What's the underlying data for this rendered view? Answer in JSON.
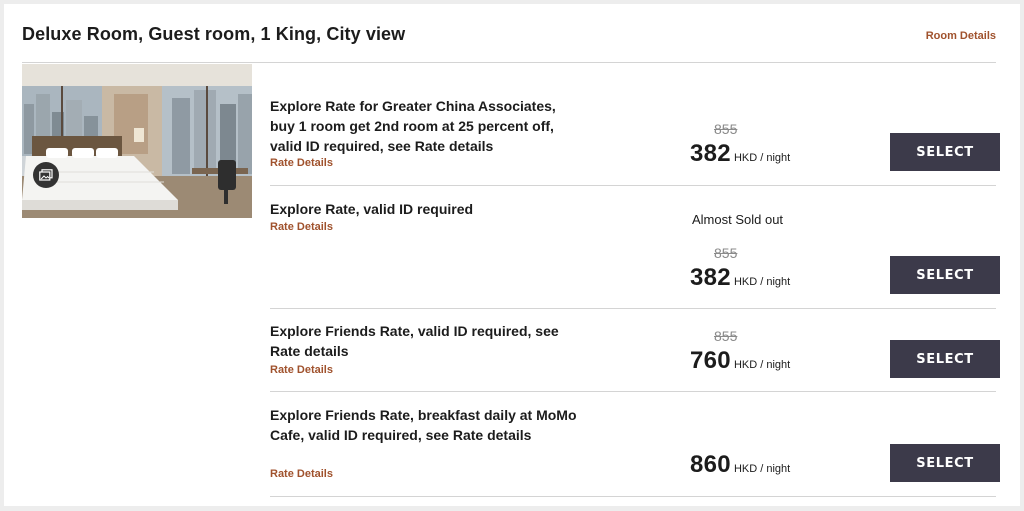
{
  "room": {
    "title": "Deluxe Room, Guest room, 1 King, City view",
    "details_link": "Room Details",
    "photo_icon": "gallery-icon"
  },
  "colors": {
    "link": "#a0522d",
    "button_bg": "#3c3a4a",
    "divider": "#d4d4d4"
  },
  "rates": [
    {
      "description": "Explore Rate for Greater China Associates, buy 1 room get 2nd room at 25 percent off, valid ID required, see Rate details",
      "details_link": "Rate Details",
      "availability": "",
      "old_price": "855",
      "price": "382",
      "unit": "HKD / night",
      "button": "SELECT"
    },
    {
      "description": "Explore Rate, valid ID required",
      "details_link": "Rate Details",
      "availability": "Almost Sold out",
      "old_price": "855",
      "price": "382",
      "unit": "HKD / night",
      "button": "SELECT"
    },
    {
      "description": "Explore Friends Rate, valid ID required, see Rate details",
      "details_link": "Rate Details",
      "availability": "",
      "old_price": "855",
      "price": "760",
      "unit": "HKD / night",
      "button": "SELECT"
    },
    {
      "description": "Explore Friends Rate, breakfast daily at MoMo Cafe, valid ID required, see Rate details",
      "details_link": "Rate Details",
      "availability": "",
      "old_price": "",
      "price": "860",
      "unit": "HKD / night",
      "button": "SELECT"
    }
  ]
}
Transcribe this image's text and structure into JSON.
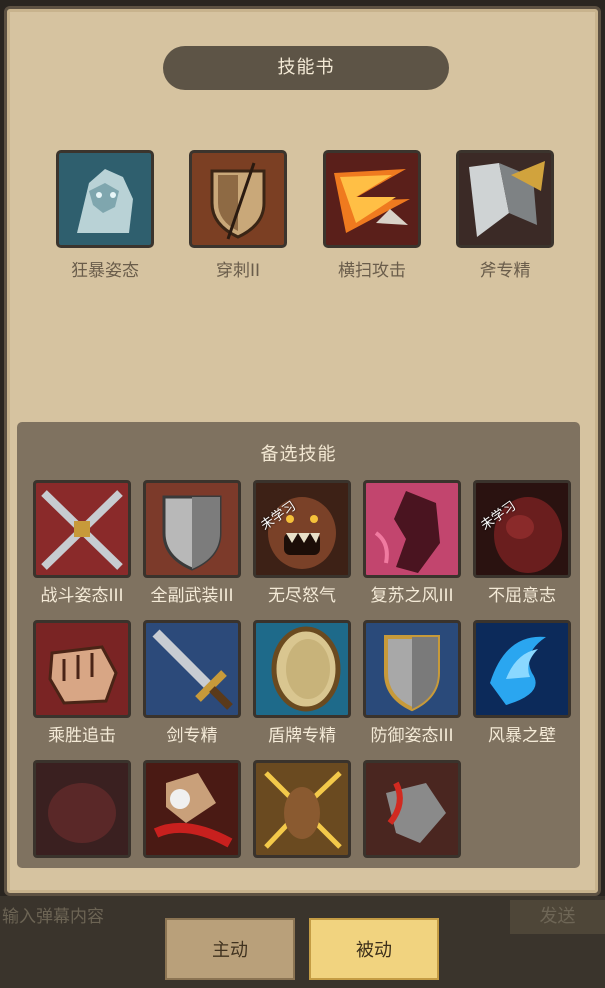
{
  "header": {
    "title": "技能书"
  },
  "learned_skills": [
    {
      "name": "狂暴姿态",
      "icon": "berserk-stance-icon"
    },
    {
      "name": "穿刺II",
      "icon": "pierce-shield-icon"
    },
    {
      "name": "横扫攻击",
      "icon": "sweep-attack-icon"
    },
    {
      "name": "斧专精",
      "icon": "axe-mastery-icon"
    }
  ],
  "alternate": {
    "title": "备选技能",
    "unlearned_label": "未学习",
    "skills": [
      {
        "name": "战斗姿态III",
        "icon": "battle-stance-icon",
        "unlearned": false
      },
      {
        "name": "全副武装III",
        "icon": "full-armor-icon",
        "unlearned": false
      },
      {
        "name": "无尽怒气",
        "icon": "endless-rage-icon",
        "unlearned": true
      },
      {
        "name": "复苏之风III",
        "icon": "revival-wind-icon",
        "unlearned": false
      },
      {
        "name": "不屈意志",
        "icon": "unyielding-will-icon",
        "unlearned": true
      },
      {
        "name": "乘胜追击",
        "icon": "pursuit-fist-icon",
        "unlearned": false
      },
      {
        "name": "剑专精",
        "icon": "sword-mastery-icon",
        "unlearned": false
      },
      {
        "name": "盾牌专精",
        "icon": "shield-mastery-icon",
        "unlearned": false
      },
      {
        "name": "防御姿态III",
        "icon": "defense-stance-icon",
        "unlearned": false
      },
      {
        "name": "风暴之壁",
        "icon": "storm-wall-icon",
        "unlearned": false
      },
      {
        "name": "",
        "icon": "dark-beast-icon",
        "unlearned": false
      },
      {
        "name": "",
        "icon": "blood-strike-icon",
        "unlearned": false
      },
      {
        "name": "",
        "icon": "golden-burst-icon",
        "unlearned": false
      },
      {
        "name": "",
        "icon": "claw-slash-icon",
        "unlearned": false
      }
    ]
  },
  "chat": {
    "placeholder": "输入弹幕内容",
    "send_label": "发送"
  },
  "tabs": {
    "active_label": "主动",
    "passive_label": "被动"
  }
}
━━━━━━━━━━━━━━━━
* _TASK_: Reproduce the material above in full, exactly, with no images.

* _WORKED SOLUTION_:
What's the underlying data for this rendered view? Answer in JSON.
{
  "room": {
    "title": "Deluxe Room, Guest room, 1 King, City view",
    "details_link": "Room Details",
    "photo_icon": "gallery-icon"
  },
  "colors": {
    "link": "#a0522d",
    "button_bg": "#3c3a4a",
    "divider": "#d4d4d4"
  },
  "rates": [
    {
      "description": "Explore Rate for Greater China Associates, buy 1 room get 2nd room at 25 percent off, valid ID required, see Rate details",
      "details_link": "Rate Details",
      "availability": "",
      "old_price": "855",
      "price": "382",
      "unit": "HKD / night",
      "button": "SELECT"
    },
    {
      "description": "Explore Rate, valid ID required",
      "details_link": "Rate Details",
      "availability": "Almost Sold out",
      "old_price": "855",
      "price": "382",
      "unit": "HKD / night",
      "button": "SELECT"
    },
    {
      "description": "Explore Friends Rate, valid ID required, see Rate details",
      "details_link": "Rate Details",
      "availability": "",
      "old_price": "855",
      "price": "760",
      "unit": "HKD / night",
      "button": "SELECT"
    },
    {
      "description": "Explore Friends Rate, breakfast daily at MoMo Cafe, valid ID required, see Rate details",
      "details_link": "Rate Details",
      "availability": "",
      "old_price": "",
      "price": "860",
      "unit": "HKD / night",
      "button": "SELECT"
    }
  ]
}
Transcribe this image's text and structure into JSON.
{
  "header": {
    "title": "技能书"
  },
  "learned_skills": [
    {
      "name": "狂暴姿态",
      "icon": "berserk-stance-icon"
    },
    {
      "name": "穿刺II",
      "icon": "pierce-shield-icon"
    },
    {
      "name": "横扫攻击",
      "icon": "sweep-attack-icon"
    },
    {
      "name": "斧专精",
      "icon": "axe-mastery-icon"
    }
  ],
  "alternate": {
    "title": "备选技能",
    "unlearned_label": "未学习",
    "skills": [
      {
        "name": "战斗姿态III",
        "icon": "battle-stance-icon",
        "unlearned": false
      },
      {
        "name": "全副武装III",
        "icon": "full-armor-icon",
        "unlearned": false
      },
      {
        "name": "无尽怒气",
        "icon": "endless-rage-icon",
        "unlearned": true
      },
      {
        "name": "复苏之风III",
        "icon": "revival-wind-icon",
        "unlearned": false
      },
      {
        "name": "不屈意志",
        "icon": "unyielding-will-icon",
        "unlearned": true
      },
      {
        "name": "乘胜追击",
        "icon": "pursuit-fist-icon",
        "unlearned": false
      },
      {
        "name": "剑专精",
        "icon": "sword-mastery-icon",
        "unlearned": false
      },
      {
        "name": "盾牌专精",
        "icon": "shield-mastery-icon",
        "unlearned": false
      },
      {
        "name": "防御姿态III",
        "icon": "defense-stance-icon",
        "unlearned": false
      },
      {
        "name": "风暴之壁",
        "icon": "storm-wall-icon",
        "unlearned": false
      },
      {
        "name": "",
        "icon": "dark-beast-icon",
        "unlearned": false
      },
      {
        "name": "",
        "icon": "blood-strike-icon",
        "unlearned": false
      },
      {
        "name": "",
        "icon": "golden-burst-icon",
        "unlearned": false
      },
      {
        "name": "",
        "icon": "claw-slash-icon",
        "unlearned": false
      }
    ]
  },
  "chat": {
    "placeholder": "输入弹幕内容",
    "send_label": "发送"
  },
  "tabs": {
    "active_label": "主动",
    "passive_label": "被动"
  }
}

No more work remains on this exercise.